Task instructions: Within these entries, how many lines contain the word "during"? Answer with the number alone.

Page records with their text:

»»

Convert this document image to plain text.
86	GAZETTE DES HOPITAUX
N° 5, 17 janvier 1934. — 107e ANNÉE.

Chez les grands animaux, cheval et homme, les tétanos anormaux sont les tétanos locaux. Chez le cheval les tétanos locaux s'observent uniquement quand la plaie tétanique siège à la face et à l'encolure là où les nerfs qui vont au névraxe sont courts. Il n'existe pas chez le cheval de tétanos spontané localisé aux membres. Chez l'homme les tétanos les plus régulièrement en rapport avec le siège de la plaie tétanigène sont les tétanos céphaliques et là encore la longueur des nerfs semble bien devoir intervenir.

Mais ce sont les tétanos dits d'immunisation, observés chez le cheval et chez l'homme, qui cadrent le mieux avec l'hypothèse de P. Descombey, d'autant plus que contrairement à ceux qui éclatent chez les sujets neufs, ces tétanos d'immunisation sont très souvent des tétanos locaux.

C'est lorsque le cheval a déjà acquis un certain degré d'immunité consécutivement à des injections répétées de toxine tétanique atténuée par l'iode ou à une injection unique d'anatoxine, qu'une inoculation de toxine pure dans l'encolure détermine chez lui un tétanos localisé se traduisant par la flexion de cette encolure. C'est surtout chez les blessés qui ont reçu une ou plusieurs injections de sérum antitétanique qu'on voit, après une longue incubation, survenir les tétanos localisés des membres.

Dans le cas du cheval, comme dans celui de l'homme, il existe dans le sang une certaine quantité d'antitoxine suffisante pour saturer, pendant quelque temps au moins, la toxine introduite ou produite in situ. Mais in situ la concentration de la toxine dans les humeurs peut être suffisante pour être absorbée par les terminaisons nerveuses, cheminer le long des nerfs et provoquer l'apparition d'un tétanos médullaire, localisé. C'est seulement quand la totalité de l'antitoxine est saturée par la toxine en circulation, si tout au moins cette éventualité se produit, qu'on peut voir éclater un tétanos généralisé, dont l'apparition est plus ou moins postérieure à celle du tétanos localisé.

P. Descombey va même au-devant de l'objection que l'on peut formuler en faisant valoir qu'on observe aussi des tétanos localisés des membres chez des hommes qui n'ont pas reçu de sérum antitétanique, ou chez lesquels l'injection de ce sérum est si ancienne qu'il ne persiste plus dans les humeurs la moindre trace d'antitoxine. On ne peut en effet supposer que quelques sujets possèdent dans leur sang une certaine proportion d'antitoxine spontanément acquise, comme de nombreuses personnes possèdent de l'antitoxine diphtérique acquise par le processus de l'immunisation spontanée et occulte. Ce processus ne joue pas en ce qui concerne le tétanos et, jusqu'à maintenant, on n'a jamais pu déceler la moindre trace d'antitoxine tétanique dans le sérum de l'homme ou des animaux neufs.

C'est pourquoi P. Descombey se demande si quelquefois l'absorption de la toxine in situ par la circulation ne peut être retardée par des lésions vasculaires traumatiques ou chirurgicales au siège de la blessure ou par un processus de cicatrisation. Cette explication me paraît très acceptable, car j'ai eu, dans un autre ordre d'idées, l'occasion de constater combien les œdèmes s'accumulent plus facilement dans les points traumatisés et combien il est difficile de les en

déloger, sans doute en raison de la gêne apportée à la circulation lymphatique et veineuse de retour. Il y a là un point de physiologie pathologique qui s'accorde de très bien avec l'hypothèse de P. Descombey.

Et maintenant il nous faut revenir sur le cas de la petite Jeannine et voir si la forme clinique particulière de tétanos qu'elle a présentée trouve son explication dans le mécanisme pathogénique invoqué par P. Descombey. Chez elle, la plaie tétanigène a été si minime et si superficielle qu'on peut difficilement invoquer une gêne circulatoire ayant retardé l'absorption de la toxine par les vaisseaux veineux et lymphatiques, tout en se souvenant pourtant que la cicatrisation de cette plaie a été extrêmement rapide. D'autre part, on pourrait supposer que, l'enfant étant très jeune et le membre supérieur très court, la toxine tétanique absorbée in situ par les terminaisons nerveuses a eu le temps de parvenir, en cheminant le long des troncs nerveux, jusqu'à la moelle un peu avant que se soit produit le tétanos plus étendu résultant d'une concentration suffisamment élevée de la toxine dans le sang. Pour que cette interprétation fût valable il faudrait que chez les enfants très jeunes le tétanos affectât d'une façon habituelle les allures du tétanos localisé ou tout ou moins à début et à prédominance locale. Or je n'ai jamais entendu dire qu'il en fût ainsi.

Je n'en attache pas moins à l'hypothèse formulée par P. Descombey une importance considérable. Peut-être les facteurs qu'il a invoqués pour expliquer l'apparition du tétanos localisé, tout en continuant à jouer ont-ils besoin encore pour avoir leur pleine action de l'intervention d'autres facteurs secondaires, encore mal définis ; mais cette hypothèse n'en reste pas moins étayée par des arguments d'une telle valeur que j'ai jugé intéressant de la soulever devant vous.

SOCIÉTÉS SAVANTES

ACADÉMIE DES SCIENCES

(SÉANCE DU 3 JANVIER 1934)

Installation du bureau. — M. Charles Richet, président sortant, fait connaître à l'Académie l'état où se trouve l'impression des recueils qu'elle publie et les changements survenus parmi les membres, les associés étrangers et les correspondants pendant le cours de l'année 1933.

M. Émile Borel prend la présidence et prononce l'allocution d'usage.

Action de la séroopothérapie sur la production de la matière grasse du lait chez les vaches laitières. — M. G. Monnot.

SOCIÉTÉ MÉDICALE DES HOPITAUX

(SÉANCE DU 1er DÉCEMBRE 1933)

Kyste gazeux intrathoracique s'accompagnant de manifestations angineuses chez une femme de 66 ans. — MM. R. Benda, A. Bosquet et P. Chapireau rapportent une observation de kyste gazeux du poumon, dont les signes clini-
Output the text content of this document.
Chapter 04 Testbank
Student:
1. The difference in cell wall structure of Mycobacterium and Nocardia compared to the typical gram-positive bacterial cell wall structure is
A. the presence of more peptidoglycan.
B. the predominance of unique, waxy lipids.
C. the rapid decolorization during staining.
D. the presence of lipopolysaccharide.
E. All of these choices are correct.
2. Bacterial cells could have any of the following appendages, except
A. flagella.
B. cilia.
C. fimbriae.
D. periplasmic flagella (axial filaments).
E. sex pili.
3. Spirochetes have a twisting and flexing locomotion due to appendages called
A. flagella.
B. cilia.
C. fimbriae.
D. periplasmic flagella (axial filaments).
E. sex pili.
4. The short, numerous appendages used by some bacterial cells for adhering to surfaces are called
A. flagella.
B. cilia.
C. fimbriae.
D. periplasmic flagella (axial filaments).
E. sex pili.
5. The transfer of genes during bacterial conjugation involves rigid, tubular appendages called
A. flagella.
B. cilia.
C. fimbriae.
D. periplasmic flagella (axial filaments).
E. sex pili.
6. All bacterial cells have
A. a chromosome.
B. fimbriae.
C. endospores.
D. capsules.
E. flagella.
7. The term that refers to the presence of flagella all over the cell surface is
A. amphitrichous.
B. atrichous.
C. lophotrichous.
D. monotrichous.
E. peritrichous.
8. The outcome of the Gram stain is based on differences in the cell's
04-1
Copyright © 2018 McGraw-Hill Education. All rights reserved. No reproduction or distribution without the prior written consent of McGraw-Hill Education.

««

Task response: 2